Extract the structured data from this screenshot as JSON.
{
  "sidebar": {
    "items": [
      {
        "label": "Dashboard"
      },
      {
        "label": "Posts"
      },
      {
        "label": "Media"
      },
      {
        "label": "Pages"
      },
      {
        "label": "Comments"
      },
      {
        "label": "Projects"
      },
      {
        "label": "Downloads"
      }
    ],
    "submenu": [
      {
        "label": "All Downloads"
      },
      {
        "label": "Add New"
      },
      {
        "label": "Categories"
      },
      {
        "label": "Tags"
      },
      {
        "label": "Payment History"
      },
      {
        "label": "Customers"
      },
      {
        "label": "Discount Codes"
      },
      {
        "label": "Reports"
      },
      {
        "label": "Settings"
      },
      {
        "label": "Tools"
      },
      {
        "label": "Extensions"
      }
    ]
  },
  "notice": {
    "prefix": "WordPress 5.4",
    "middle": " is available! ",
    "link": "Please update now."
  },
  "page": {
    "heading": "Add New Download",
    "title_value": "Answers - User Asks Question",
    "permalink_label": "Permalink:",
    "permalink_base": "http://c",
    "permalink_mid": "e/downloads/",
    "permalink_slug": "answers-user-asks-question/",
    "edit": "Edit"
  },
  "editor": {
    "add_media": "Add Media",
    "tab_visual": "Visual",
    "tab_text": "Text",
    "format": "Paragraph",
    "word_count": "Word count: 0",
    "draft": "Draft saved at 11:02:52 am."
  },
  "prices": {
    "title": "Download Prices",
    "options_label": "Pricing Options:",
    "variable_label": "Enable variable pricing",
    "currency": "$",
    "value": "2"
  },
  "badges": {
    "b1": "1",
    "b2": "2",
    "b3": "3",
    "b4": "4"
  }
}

== == ==

Above are some records; extract every one of them exactly.

*FINAL RESULT*.
Extract the structured data from this screenshot as JSON.
{
  "sidebar": {
    "items": [
      {
        "label": "Dashboard"
      },
      {
        "label": "Posts"
      },
      {
        "label": "Media"
      },
      {
        "label": "Pages"
      },
      {
        "label": "Comments"
      },
      {
        "label": "Projects"
      },
      {
        "label": "Downloads"
      }
    ],
    "submenu": [
      {
        "label": "All Downloads"
      },
      {
        "label": "Add New"
      },
      {
        "label": "Categories"
      },
      {
        "label": "Tags"
      },
      {
        "label": "Payment History"
      },
      {
        "label": "Customers"
      },
      {
        "label": "Discount Codes"
      },
      {
        "label": "Reports"
      },
      {
        "label": "Settings"
      },
      {
        "label": "Tools"
      },
      {
        "label": "Extensions"
      }
    ]
  },
  "notice": {
    "prefix": "WordPress 5.4",
    "middle": " is available! ",
    "link": "Please update now."
  },
  "page": {
    "heading": "Add New Download",
    "title_value": "Answers - User Asks Question",
    "permalink_label": "Permalink:",
    "permalink_base": "http://c",
    "permalink_mid": "e/downloads/",
    "permalink_slug": "answers-user-asks-question/",
    "edit": "Edit"
  },
  "editor": {
    "add_media": "Add Media",
    "tab_visual": "Visual",
    "tab_text": "Text",
    "format": "Paragraph",
    "word_count": "Word count: 0",
    "draft": "Draft saved at 11:02:52 am."
  },
  "prices": {
    "title": "Download Prices",
    "options_label": "Pricing Options:",
    "variable_label": "Enable variable pricing",
    "currency": "$",
    "value": "2"
  },
  "badges": {
    "b1": "1",
    "b2": "2",
    "b3": "3",
    "b4": "4"
  }
}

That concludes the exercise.